**YOUR GOAL**
Separate out the lines that hold "VEDANTA".

(Figure record extracts)
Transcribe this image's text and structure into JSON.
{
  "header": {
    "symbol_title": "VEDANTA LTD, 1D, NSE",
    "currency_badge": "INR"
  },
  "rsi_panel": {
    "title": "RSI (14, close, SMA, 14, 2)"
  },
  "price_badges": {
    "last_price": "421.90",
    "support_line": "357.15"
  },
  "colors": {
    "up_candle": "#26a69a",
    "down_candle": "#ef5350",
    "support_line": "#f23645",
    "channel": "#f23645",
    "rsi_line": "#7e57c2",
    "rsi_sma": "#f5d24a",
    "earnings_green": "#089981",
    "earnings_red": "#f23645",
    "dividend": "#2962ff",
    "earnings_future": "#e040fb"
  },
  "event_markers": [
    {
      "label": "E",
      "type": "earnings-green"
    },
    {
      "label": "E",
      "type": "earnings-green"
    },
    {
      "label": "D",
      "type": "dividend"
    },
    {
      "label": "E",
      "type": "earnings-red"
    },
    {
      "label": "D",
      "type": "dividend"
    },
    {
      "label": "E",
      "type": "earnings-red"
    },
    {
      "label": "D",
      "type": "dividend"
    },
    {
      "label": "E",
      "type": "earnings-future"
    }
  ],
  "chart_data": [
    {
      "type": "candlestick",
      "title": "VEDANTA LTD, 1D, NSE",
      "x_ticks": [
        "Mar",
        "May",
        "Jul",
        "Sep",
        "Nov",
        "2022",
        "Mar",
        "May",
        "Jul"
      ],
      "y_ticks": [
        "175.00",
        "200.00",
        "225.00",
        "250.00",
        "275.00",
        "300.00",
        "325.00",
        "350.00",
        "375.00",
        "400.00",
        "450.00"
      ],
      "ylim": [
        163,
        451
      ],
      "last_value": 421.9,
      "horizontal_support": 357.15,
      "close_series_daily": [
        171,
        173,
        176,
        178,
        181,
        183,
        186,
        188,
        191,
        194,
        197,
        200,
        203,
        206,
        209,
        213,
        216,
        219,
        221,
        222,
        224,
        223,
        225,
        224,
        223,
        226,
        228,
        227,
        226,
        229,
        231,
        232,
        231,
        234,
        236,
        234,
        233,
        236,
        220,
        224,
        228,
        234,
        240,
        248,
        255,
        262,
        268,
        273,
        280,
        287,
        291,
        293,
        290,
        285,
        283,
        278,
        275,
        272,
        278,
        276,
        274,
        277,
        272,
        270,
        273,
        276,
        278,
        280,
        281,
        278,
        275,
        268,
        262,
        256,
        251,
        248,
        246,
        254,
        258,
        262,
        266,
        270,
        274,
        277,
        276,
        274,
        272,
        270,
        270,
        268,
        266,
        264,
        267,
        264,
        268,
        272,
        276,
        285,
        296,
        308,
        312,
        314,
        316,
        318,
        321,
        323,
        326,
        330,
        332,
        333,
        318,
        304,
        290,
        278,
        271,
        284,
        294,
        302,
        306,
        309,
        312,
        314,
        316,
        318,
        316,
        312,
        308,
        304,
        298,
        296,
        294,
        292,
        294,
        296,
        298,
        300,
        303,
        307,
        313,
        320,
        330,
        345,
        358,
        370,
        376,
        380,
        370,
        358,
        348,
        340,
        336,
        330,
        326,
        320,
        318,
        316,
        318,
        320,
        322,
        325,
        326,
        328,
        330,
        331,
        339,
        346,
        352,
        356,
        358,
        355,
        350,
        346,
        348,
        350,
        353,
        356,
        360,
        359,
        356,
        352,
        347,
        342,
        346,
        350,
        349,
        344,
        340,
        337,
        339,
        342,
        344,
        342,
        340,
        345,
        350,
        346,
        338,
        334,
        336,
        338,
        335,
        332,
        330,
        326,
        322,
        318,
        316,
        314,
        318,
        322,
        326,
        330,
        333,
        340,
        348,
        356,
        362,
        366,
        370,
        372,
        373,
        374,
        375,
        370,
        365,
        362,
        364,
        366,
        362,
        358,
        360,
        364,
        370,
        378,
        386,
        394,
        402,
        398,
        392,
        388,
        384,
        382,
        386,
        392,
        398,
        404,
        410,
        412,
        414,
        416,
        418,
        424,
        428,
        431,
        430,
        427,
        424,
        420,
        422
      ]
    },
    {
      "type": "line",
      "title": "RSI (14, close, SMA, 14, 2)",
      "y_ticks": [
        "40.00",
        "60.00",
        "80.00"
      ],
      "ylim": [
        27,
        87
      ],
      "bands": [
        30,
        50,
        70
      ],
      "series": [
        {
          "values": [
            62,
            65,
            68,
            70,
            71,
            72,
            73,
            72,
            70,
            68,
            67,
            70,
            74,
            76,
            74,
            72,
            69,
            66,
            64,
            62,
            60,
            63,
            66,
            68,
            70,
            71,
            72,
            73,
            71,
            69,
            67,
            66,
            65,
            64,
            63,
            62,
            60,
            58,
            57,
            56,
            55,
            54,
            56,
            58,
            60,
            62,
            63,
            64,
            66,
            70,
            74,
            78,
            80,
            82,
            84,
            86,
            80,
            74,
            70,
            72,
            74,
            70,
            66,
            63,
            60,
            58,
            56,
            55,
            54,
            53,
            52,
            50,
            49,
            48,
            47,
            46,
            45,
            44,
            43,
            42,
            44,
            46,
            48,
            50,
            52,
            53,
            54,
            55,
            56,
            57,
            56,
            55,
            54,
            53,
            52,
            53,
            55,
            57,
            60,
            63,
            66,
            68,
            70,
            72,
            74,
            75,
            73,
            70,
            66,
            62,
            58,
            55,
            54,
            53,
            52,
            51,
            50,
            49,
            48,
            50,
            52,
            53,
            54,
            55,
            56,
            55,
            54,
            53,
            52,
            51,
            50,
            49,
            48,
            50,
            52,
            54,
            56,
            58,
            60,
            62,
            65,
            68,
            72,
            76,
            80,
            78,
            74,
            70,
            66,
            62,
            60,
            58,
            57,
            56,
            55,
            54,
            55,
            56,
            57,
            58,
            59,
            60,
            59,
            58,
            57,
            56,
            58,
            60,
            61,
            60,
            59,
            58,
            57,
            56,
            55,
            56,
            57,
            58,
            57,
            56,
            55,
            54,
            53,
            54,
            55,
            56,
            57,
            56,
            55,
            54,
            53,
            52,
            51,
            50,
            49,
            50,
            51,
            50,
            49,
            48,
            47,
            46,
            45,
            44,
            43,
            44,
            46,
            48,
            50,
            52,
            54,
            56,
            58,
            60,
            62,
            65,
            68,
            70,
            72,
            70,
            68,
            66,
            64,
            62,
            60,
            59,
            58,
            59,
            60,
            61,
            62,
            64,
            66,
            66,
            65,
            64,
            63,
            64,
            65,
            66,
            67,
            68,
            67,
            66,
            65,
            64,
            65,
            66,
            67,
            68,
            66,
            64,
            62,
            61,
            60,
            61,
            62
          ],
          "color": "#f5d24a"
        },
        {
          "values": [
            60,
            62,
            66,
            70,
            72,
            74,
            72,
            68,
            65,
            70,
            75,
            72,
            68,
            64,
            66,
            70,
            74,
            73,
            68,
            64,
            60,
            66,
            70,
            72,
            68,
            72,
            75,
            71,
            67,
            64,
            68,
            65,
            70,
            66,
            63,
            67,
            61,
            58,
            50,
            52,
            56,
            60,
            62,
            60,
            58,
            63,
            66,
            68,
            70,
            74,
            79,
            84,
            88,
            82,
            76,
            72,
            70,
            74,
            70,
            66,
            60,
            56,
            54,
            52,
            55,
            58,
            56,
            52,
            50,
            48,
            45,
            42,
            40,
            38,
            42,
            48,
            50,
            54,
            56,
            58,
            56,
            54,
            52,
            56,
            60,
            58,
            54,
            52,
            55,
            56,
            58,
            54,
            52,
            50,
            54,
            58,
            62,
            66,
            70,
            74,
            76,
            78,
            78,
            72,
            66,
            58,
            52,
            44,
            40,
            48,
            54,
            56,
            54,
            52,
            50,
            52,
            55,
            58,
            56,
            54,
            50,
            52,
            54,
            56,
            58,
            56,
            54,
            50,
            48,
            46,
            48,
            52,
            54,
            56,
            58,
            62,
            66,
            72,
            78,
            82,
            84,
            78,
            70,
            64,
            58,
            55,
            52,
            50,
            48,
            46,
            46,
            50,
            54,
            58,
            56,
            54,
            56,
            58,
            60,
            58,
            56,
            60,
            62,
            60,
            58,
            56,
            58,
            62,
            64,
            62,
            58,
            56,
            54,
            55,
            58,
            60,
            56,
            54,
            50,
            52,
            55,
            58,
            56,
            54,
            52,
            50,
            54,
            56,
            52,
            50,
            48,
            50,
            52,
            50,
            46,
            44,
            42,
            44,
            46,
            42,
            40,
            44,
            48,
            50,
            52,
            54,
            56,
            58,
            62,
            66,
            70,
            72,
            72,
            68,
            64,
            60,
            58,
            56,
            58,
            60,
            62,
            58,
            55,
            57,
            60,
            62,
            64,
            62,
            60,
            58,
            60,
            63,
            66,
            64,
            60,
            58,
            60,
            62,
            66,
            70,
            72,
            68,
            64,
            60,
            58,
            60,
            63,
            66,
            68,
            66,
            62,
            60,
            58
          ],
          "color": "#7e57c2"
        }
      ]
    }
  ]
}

**WRITTEN RESPONSE**
    "symbol_title": "VEDANTA LTD, 1D, NSE",
      "title": "VEDANTA LTD, 1D, NSE",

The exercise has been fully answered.